* _The task_: Copy out every line of the records below without altering a single character.
======== Data for this task ========
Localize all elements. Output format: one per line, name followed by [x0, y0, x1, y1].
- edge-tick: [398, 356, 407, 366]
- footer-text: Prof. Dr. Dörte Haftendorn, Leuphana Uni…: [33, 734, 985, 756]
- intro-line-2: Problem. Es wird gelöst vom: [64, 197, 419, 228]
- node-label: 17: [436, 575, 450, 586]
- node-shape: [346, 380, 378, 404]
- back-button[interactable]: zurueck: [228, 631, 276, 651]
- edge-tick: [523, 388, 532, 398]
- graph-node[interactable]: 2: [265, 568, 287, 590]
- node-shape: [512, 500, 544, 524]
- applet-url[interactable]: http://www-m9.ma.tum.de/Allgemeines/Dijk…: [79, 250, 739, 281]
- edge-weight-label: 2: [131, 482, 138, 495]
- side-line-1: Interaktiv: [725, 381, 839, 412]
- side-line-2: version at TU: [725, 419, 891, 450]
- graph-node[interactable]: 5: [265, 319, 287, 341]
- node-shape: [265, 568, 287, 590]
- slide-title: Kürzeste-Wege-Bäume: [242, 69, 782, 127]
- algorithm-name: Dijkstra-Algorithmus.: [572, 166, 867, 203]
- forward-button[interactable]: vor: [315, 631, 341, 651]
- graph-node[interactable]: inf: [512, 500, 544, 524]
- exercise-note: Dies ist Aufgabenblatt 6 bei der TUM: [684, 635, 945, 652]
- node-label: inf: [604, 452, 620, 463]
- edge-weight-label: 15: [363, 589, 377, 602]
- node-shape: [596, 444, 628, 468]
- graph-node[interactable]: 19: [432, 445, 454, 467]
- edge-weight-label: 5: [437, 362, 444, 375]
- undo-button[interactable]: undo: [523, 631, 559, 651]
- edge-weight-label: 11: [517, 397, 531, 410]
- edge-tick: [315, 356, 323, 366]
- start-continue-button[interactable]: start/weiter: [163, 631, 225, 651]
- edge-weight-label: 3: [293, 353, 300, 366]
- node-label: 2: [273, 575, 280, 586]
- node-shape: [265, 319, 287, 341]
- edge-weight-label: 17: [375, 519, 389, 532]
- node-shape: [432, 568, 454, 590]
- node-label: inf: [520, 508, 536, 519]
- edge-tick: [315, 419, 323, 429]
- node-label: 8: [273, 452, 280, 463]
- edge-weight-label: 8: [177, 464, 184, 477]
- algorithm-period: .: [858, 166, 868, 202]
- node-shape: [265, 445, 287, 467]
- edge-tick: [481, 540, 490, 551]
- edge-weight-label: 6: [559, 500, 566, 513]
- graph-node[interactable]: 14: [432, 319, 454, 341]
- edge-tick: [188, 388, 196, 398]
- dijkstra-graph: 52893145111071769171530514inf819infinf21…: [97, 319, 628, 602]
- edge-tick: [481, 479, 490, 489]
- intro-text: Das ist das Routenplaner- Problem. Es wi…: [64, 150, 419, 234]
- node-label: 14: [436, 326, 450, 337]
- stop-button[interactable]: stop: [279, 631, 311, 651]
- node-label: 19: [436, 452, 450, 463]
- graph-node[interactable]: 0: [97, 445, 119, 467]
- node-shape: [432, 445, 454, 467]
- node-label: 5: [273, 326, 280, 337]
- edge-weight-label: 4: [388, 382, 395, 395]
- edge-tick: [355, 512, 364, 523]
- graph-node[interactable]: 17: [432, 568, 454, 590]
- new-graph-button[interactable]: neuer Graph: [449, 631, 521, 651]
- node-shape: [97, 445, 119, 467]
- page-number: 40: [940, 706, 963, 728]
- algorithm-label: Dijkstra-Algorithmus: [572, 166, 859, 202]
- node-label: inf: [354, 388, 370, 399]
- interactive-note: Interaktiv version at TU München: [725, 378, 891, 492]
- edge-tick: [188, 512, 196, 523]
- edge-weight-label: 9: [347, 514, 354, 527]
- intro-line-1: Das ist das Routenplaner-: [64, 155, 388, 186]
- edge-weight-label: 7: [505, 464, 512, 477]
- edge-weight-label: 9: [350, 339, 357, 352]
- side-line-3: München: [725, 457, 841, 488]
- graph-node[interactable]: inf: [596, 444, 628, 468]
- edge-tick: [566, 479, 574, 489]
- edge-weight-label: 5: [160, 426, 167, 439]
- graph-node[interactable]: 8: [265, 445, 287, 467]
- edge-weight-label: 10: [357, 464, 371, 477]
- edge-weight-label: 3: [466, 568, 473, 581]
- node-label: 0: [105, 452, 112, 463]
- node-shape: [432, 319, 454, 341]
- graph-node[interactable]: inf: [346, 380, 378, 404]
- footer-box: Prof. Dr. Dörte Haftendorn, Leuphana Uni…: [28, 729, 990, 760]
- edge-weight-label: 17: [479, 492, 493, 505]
========
* _Complete output_:
Localize all elements. Output format: one per line, name followed by [x0, y0, x1, y1].
- edge-tick: [398, 356, 407, 366]
- footer-text: Prof. Dr. Dörte Haftendorn, Leuphana Uni…: [33, 734, 985, 756]
- intro-line-2: Problem. Es wird gelöst vom: [64, 197, 419, 228]
- node-label: 17: [436, 575, 450, 586]
- node-shape: [346, 380, 378, 404]
- back-button[interactable]: zurueck: [228, 631, 276, 651]
- edge-tick: [523, 388, 532, 398]
- graph-node[interactable]: 2: [265, 568, 287, 590]
- node-shape: [512, 500, 544, 524]
- applet-url[interactable]: http://www-m9.ma.tum.de/Allgemeines/Dijk…: [79, 250, 739, 281]
- edge-weight-label: 2: [131, 482, 138, 495]
- side-line-1: Interaktiv: [725, 381, 839, 412]
- side-line-2: version at TU: [725, 419, 891, 450]
- graph-node[interactable]: 5: [265, 319, 287, 341]
- node-shape: [265, 568, 287, 590]
- slide-title: Kürzeste-Wege-Bäume: [242, 69, 782, 127]
- algorithm-name: Dijkstra-Algorithmus.: [572, 166, 867, 203]
- forward-button[interactable]: vor: [315, 631, 341, 651]
- graph-node[interactable]: inf: [512, 500, 544, 524]
- exercise-note: Dies ist Aufgabenblatt 6 bei der TUM: [684, 635, 945, 652]
- node-label: inf: [604, 452, 620, 463]
- edge-weight-label: 15: [363, 589, 377, 602]
- node-shape: [596, 444, 628, 468]
- graph-node[interactable]: 19: [432, 445, 454, 467]
- edge-weight-label: 5: [437, 362, 444, 375]
- undo-button[interactable]: undo: [523, 631, 559, 651]
- edge-weight-label: 11: [517, 397, 531, 410]
- edge-tick: [315, 356, 323, 366]
- start-continue-button[interactable]: start/weiter: [163, 631, 225, 651]
- edge-weight-label: 3: [293, 353, 300, 366]
- node-label: 2: [273, 575, 280, 586]
- node-shape: [265, 319, 287, 341]
- edge-weight-label: 17: [375, 519, 389, 532]
- node-shape: [432, 568, 454, 590]
- node-label: inf: [520, 508, 536, 519]
- edge-tick: [315, 419, 323, 429]
- node-label: 8: [273, 452, 280, 463]
- edge-weight-label: 8: [177, 464, 184, 477]
- algorithm-period: .: [858, 166, 868, 202]
- node-shape: [265, 445, 287, 467]
- edge-tick: [481, 540, 490, 551]
- edge-weight-label: 6: [559, 500, 566, 513]
- graph-node[interactable]: 14: [432, 319, 454, 341]
- edge-tick: [188, 388, 196, 398]
- dijkstra-graph: 52893145111071769171530514inf819infinf21…: [97, 319, 628, 602]
- edge-tick: [481, 479, 490, 489]
- intro-text: Das ist das Routenplaner- Problem. Es wi…: [64, 150, 419, 234]
- node-label: 14: [436, 326, 450, 337]
- stop-button[interactable]: stop: [279, 631, 311, 651]
- node-label: 19: [436, 452, 450, 463]
- graph-node[interactable]: 0: [97, 445, 119, 467]
- node-shape: [432, 445, 454, 467]
- node-label: 5: [273, 326, 280, 337]
- edge-weight-label: 4: [388, 382, 395, 395]
- edge-tick: [355, 512, 364, 523]
- graph-node[interactable]: 17: [432, 568, 454, 590]
- new-graph-button[interactable]: neuer Graph: [449, 631, 521, 651]
- node-shape: [97, 445, 119, 467]
- page-number: 40: [940, 706, 963, 728]
- algorithm-label: Dijkstra-Algorithmus: [572, 166, 859, 202]
- node-label: inf: [354, 388, 370, 399]
- interactive-note: Interaktiv version at TU München: [725, 378, 891, 492]
- edge-tick: [188, 512, 196, 523]
- edge-weight-label: 9: [347, 514, 354, 527]
- intro-line-1: Das ist das Routenplaner-: [64, 155, 388, 186]
- edge-weight-label: 7: [505, 464, 512, 477]
- edge-weight-label: 9: [350, 339, 357, 352]
- side-line-3: München: [725, 457, 841, 488]
- graph-node[interactable]: inf: [596, 444, 628, 468]
- edge-tick: [566, 479, 574, 489]
- edge-weight-label: 5: [160, 426, 167, 439]
- graph-node[interactable]: 8: [265, 445, 287, 467]
- edge-weight-label: 10: [357, 464, 371, 477]
- edge-weight-label: 3: [466, 568, 473, 581]
- node-label: 0: [105, 452, 112, 463]
- node-shape: [432, 319, 454, 341]
- graph-node[interactable]: inf: [346, 380, 378, 404]
- footer-box: Prof. Dr. Dörte Haftendorn, Leuphana Uni…: [28, 729, 990, 760]
- edge-weight-label: 17: [479, 492, 493, 505]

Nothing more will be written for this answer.